Every line below should be copied exactly; drop the pictures.

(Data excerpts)
+ + + + + + +
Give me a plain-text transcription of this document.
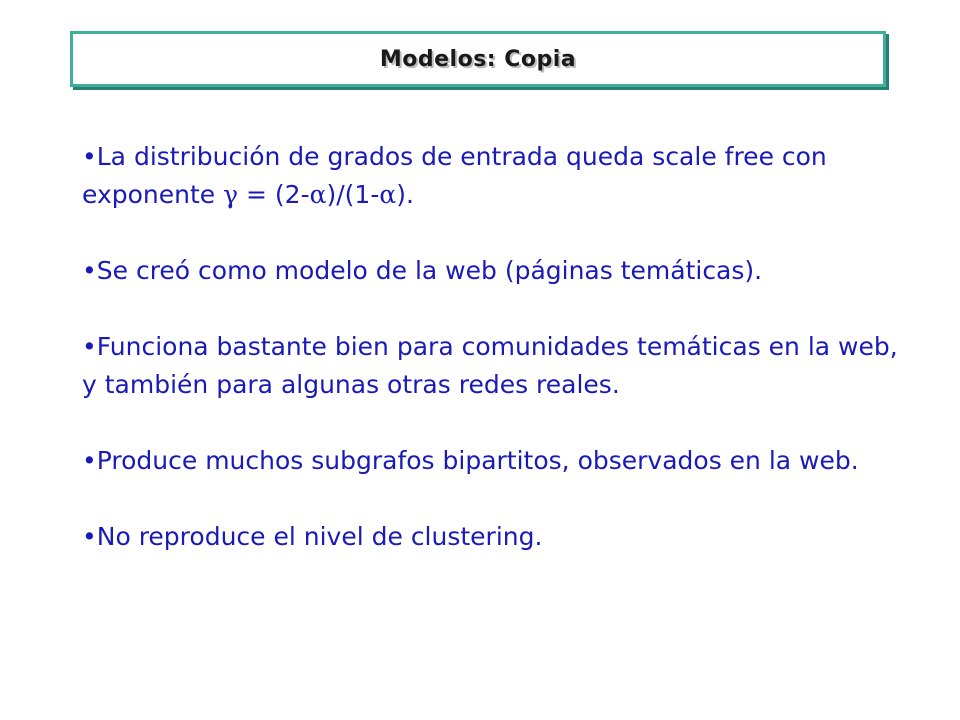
Modelos: Copia
•La distribución de grados de entrada queda scale free con exponente γ = (2-α)/(1-α).
•Se creó como modelo de la web (páginas temáticas).
•Funciona bastante bien para comunidades temáticas en la web, y también para algunas otras redes reales.
•Produce muchos subgrafos bipartitos, observados en la web.
•No reproduce el nivel de clustering.
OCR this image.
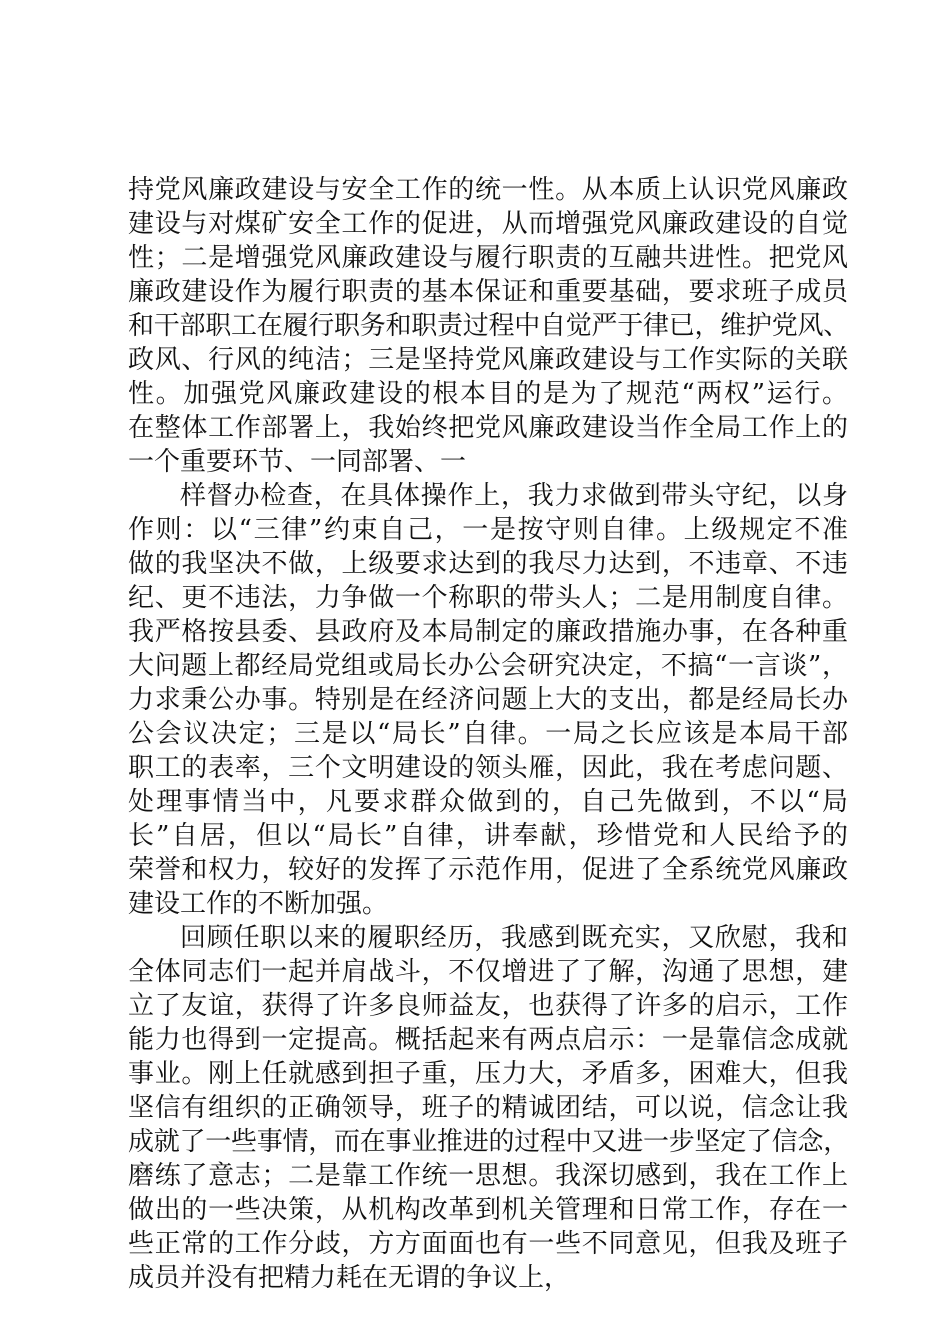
持党风廉政建设与安全工作的统一性。从本质上认识党风廉政
建设与对煤矿安全工作的促进，从而增强党风廉政建设的自觉
性；二是增强党风廉政建设与履行职责的互融共进性。把党风
廉政建设作为履行职责的基本保证和重要基础，要求班子成员
和干部职工在履行职务和职责过程中自觉严于律已，维护党风、
政风、行风的纯洁；三是坚持党风廉政建设与工作实际的关联
性。加强党风廉政建设的根本目的是为了规范“两权”运行。
在整体工作部署上，我始终把党风廉政建设当作全局工作上的
一个重要环节、一同部署、一
样督办检查，在具体操作上，我力求做到带头守纪，以身
作则：以“三律”约束自己，一是按守则自律。上级规定不准
做的我坚决不做，上级要求达到的我尽力达到，不违章、不违
纪、更不违法，力争做一个称职的带头人；二是用制度自律。
我严格按县委、县政府及本局制定的廉政措施办事，在各种重
大问题上都经局党组或局长办公会研究决定，不搞“一言谈”，
力求秉公办事。特别是在经济问题上大的支出，都是经局长办
公会议决定；三是以“局长”自律。一局之长应该是本局干部
职工的表率，三个文明建设的领头雁，因此，我在考虑问题、
处理事情当中，凡要求群众做到的，自己先做到，不以“局
长”自居，但以“局长”自律，讲奉献，珍惜党和人民给予的
荣誉和权力，较好的发挥了示范作用，促进了全系统党风廉政
建设工作的不断加强。
回顾任职以来的履职经历，我感到既充实，又欣慰，我和
全体同志们一起并肩战斗，不仅增进了了解，沟通了思想，建
立了友谊，获得了许多良师益友，也获得了许多的启示，工作
能力也得到一定提高。概括起来有两点启示：一是靠信念成就
事业。刚上任就感到担子重，压力大，矛盾多，困难大，但我
坚信有组织的正确领导，班子的精诚团结，可以说，信念让我
成就了一些事情，而在事业推进的过程中又进一步坚定了信念，
磨练了意志；二是靠工作统一思想。我深切感到，我在工作上
做出的一些决策，从机构改革到机关管理和日常工作，存在一
些正常的工作分歧，方方面面也有一些不同意见，但我及班子
成员并没有把精力耗在无谓的争议上，
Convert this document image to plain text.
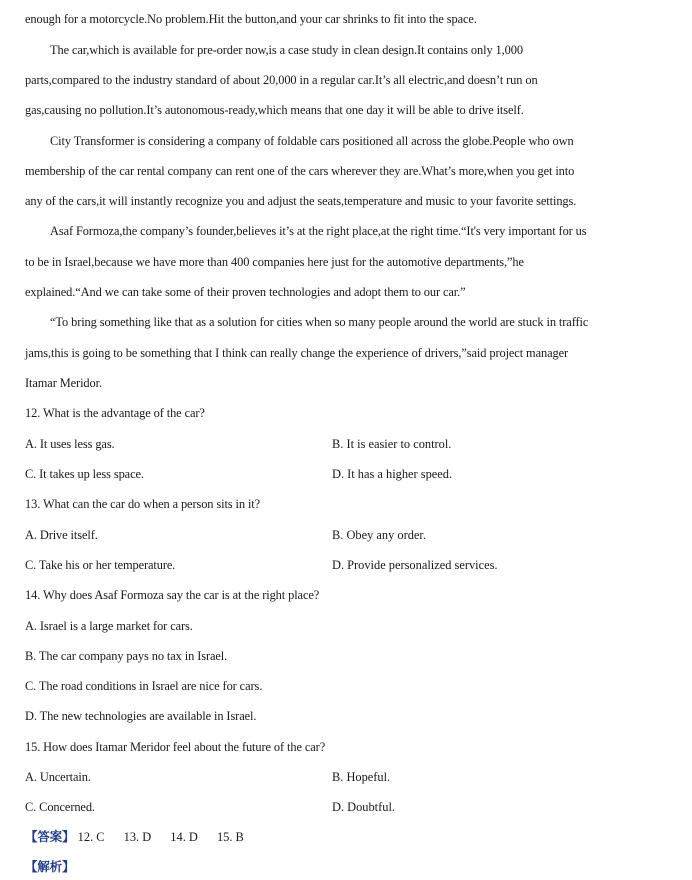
enough for a motorcycle.No problem.Hit the button,and your car shrinks to fit into the space.
The car,which is available for pre-order now,is a case study in clean design.It contains only 1,000
parts,compared to the industry standard of about 20,000 in a regular car.It’s all electric,and doesn’t run on
gas,causing no pollution.It’s autonomous-ready,which means that one day it will be able to drive itself.
City Transformer is considering a company of foldable cars positioned all across the globe.People who own
membership of the car rental company can rent one of the cars wherever they are.What’s more,when you get into
any of the cars,it will instantly recognize you and adjust the seats,temperature and music to your favorite settings.
Asaf Formoza,the company’s founder,believes it’s at the right place,at the right time.“It's very important for us
to be in Israel,because we have more than 400 companies here just for the automotive departments,”he
explained.“And we can take some of their proven technologies and adopt them to our car.”
“To bring something like that as a solution for cities when so many people around the world are stuck in traffic
jams,this is going to be something that I think can really change the experience of drivers,”said project manager
Itamar Meridor.
12. What is the advantage of the car?
A. It uses less gas.	B. It is easier to control.
C. It takes up less space.	D. It has a higher speed.
13. What can the car do when a person sits in it?
A. Drive itself.	B. Obey any order.
C. Take his or her temperature.	D. Provide personalized services.
14. Why does Asaf Formoza say the car is at the right place?
A. Israel is a large market for cars.
B. The car company pays no tax in Israel.
C. The road conditions in Israel are nice for cars.
D. The new technologies are available in Israel.
15. How does Itamar Meridor feel about the future of the car?
A. Uncertain.	B. Hopeful.
C. Concerned.	D. Doubtful.
【答案】 12. C 13. D 14. D 15. B
【解析】
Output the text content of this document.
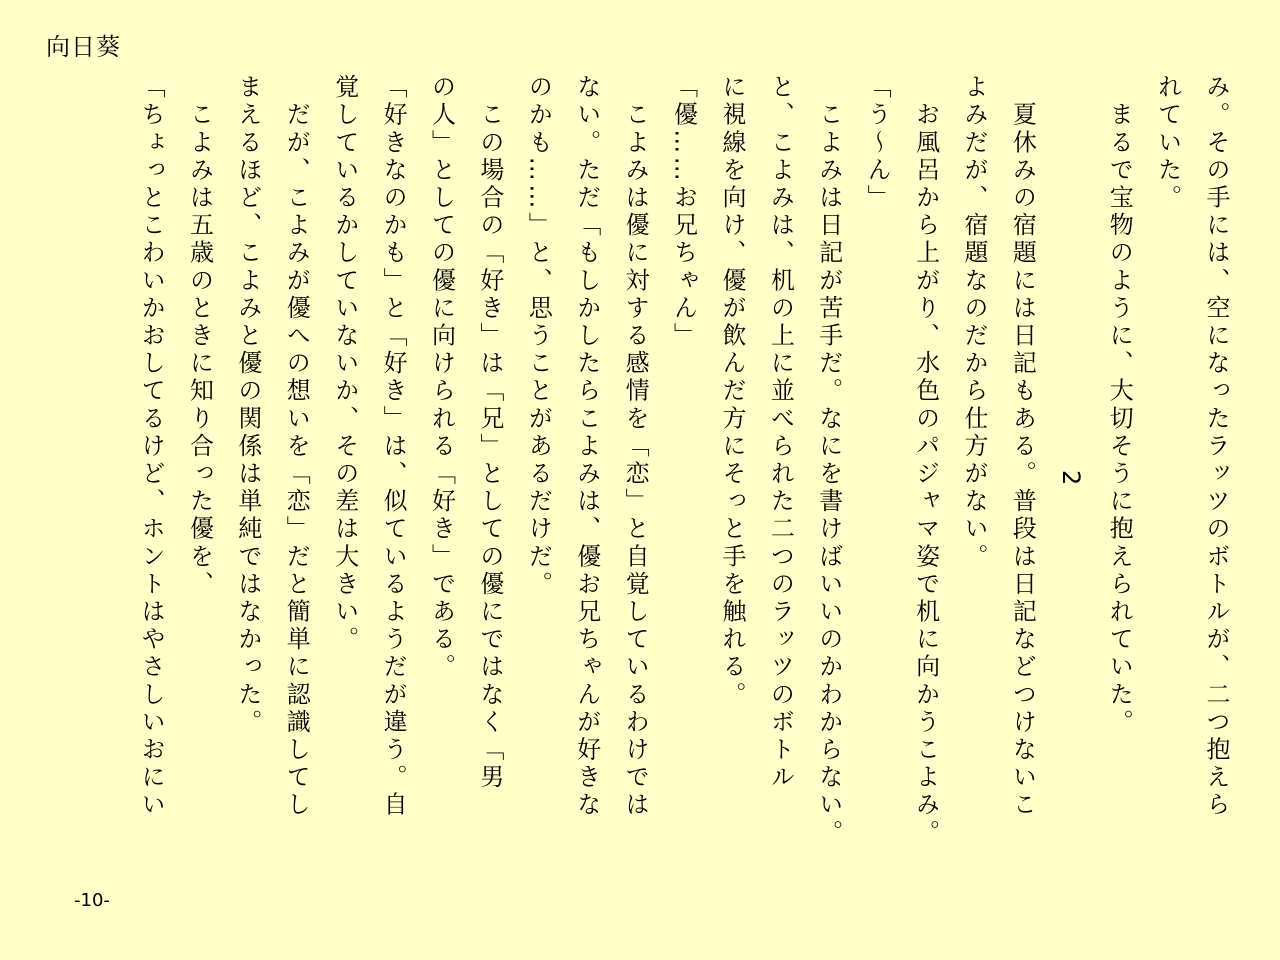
向日葵

み。その手には、空になったラッツのボトルが、二つ抱えら

れていた。

　まるで宝物のように、大切そうに抱えられていた。

2

　夏休みの宿題には日記もある。普段は日記などつけないこ

よみだが、宿題なのだから仕方がない。

　お風呂から上がり、水色のパジャマ姿で机に向かうこよみ。

「う～ん」

　こよみは日記が苦手だ。なにを書けばいいのかわからない。

と、こよみは、机の上に並べられた二つのラッツのボトル

に視線を向け、優が飲んだ方にそっと手を触れる。

「優……お兄ちゃん」

　こよみは優に対する感情を「恋」と自覚しているわけでは

ない。ただ「もしかしたらこよみは、優お兄ちゃんが好きな

のかも……」と、思うことがあるだけだ。

　この場合の「好き」は「兄」としての優にではなく「男

の人」としての優に向けられる「好き」である。

「好きなのかも」と「好き」は、似ているようだが違う。自

覚しているかしていないか、その差は大きい。

　だが、こよみが優への想いを「恋」だと簡単に認識してし

まえるほど、こよみと優の関係は単純ではなかった。

　こよみは五歳のときに知り合った優を、

「ちょっとこわいかおしてるけど、ホントはやさしいおにい

-10-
+ + + + + + +
▶ Complete answer:
Give me a plain-text transcription of this document.
Modelos: Copia
•La distribución de grados de entrada queda scale free con exponente γ = (2-α)/(1-α).
•Se creó como modelo de la web (páginas temáticas).
•Funciona bastante bien para comunidades temáticas en la web, y también para algunas otras redes reales.
•Produce muchos subgrafos bipartitos, observados en la web.
•No reproduce el nivel de clustering.
OCR this image.
持党风廉政建设与安全工作的统一性。从本质上认识党风廉政
建设与对煤矿安全工作的促进，从而增强党风廉政建设的自觉
性；二是增强党风廉政建设与履行职责的互融共进性。把党风
廉政建设作为履行职责的基本保证和重要基础，要求班子成员
和干部职工在履行职务和职责过程中自觉严于律已，维护党风、
政风、行风的纯洁；三是坚持党风廉政建设与工作实际的关联
性。加强党风廉政建设的根本目的是为了规范“两权”运行。
在整体工作部署上，我始终把党风廉政建设当作全局工作上的
一个重要环节、一同部署、一
样督办检查，在具体操作上，我力求做到带头守纪，以身
作则：以“三律”约束自己，一是按守则自律。上级规定不准
做的我坚决不做，上级要求达到的我尽力达到，不违章、不违
纪、更不违法，力争做一个称职的带头人；二是用制度自律。
我严格按县委、县政府及本局制定的廉政措施办事，在各种重
大问题上都经局党组或局长办公会研究决定，不搞“一言谈”，
力求秉公办事。特别是在经济问题上大的支出，都是经局长办
公会议决定；三是以“局长”自律。一局之长应该是本局干部
职工的表率，三个文明建设的领头雁，因此，我在考虑问题、
处理事情当中，凡要求群众做到的，自己先做到，不以“局
长”自居，但以“局长”自律，讲奉献，珍惜党和人民给予的
荣誉和权力，较好的发挥了示范作用，促进了全系统党风廉政
建设工作的不断加强。
回顾任职以来的履职经历，我感到既充实，又欣慰，我和
全体同志们一起并肩战斗，不仅增进了了解，沟通了思想，建
立了友谊，获得了许多良师益友，也获得了许多的启示，工作
能力也得到一定提高。概括起来有两点启示：一是靠信念成就
事业。刚上任就感到担子重，压力大，矛盾多，困难大，但我
坚信有组织的正确领导，班子的精诚团结，可以说，信念让我
成就了一些事情，而在事业推进的过程中又进一步坚定了信念，
磨练了意志；二是靠工作统一思想。我深切感到，我在工作上
做出的一些决策，从机构改革到机关管理和日常工作，存在一
些正常的工作分歧，方方面面也有一些不同意见，但我及班子
成员并没有把精力耗在无谓的争议上，
Convert this document image to plain text.
enough for a motorcycle.No problem.Hit the button,and your car shrinks to fit into the space.
The car,which is available for pre-order now,is a case study in clean design.It contains only 1,000
parts,compared to the industry standard of about 20,000 in a regular car.It’s all electric,and doesn’t run on
gas,causing no pollution.It’s autonomous-ready,which means that one day it will be able to drive itself.
City Transformer is considering a company of foldable cars positioned all across the globe.People who own
membership of the car rental company can rent one of the cars wherever they are.What’s more,when you get into
any of the cars,it will instantly recognize you and adjust the seats,temperature and music to your favorite settings.
Asaf Formoza,the company’s founder,believes it’s at the right place,at the right time.“It's very important for us
to be in Israel,because we have more than 400 companies here just for the automotive departments,”he
explained.“And we can take some of their proven technologies and adopt them to our car.”
“To bring something like that as a solution for cities when so many people around the world are stuck in traffic
jams,this is going to be something that I think can really change the experience of drivers,”said project manager
Itamar Meridor.
12. What is the advantage of the car?
A. It uses less gas.	B. It is easier to control.
C. It takes up less space.	D. It has a higher speed.
13. What can the car do when a person sits in it?
A. Drive itself.	B. Obey any order.
C. Take his or her temperature.	D. Provide personalized services.
14. Why does Asaf Formoza say the car is at the right place?
A. Israel is a large market for cars.
B. The car company pays no tax in Israel.
C. The road conditions in Israel are nice for cars.
D. The new technologies are available in Israel.
15. How does Itamar Meridor feel about the future of the car?
A. Uncertain.	B. Hopeful.
C. Concerned.	D. Doubtful.
【答案】 12. C 13. D 14. D 15. B
【解析】
Output the text content of this document.
向日葵

み。その手には、空になったラッツのボトルが、二つ抱えら

れていた。

　まるで宝物のように、大切そうに抱えられていた。

2

　夏休みの宿題には日記もある。普段は日記などつけないこ

よみだが、宿題なのだから仕方がない。

　お風呂から上がり、水色のパジャマ姿で机に向かうこよみ。

「う～ん」

　こよみは日記が苦手だ。なにを書けばいいのかわからない。

と、こよみは、机の上に並べられた二つのラッツのボトル

に視線を向け、優が飲んだ方にそっと手を触れる。

「優……お兄ちゃん」

　こよみは優に対する感情を「恋」と自覚しているわけでは

ない。ただ「もしかしたらこよみは、優お兄ちゃんが好きな

のかも……」と、思うことがあるだけだ。

　この場合の「好き」は「兄」としての優にではなく「男

の人」としての優に向けられる「好き」である。

「好きなのかも」と「好き」は、似ているようだが違う。自

覚しているかしていないか、その差は大きい。

　だが、こよみが優への想いを「恋」だと簡単に認識してし

まえるほど、こよみと優の関係は単純ではなかった。

　こよみは五歳のときに知り合った優を、

「ちょっとこわいかおしてるけど、ホントはやさしいおにい

-10-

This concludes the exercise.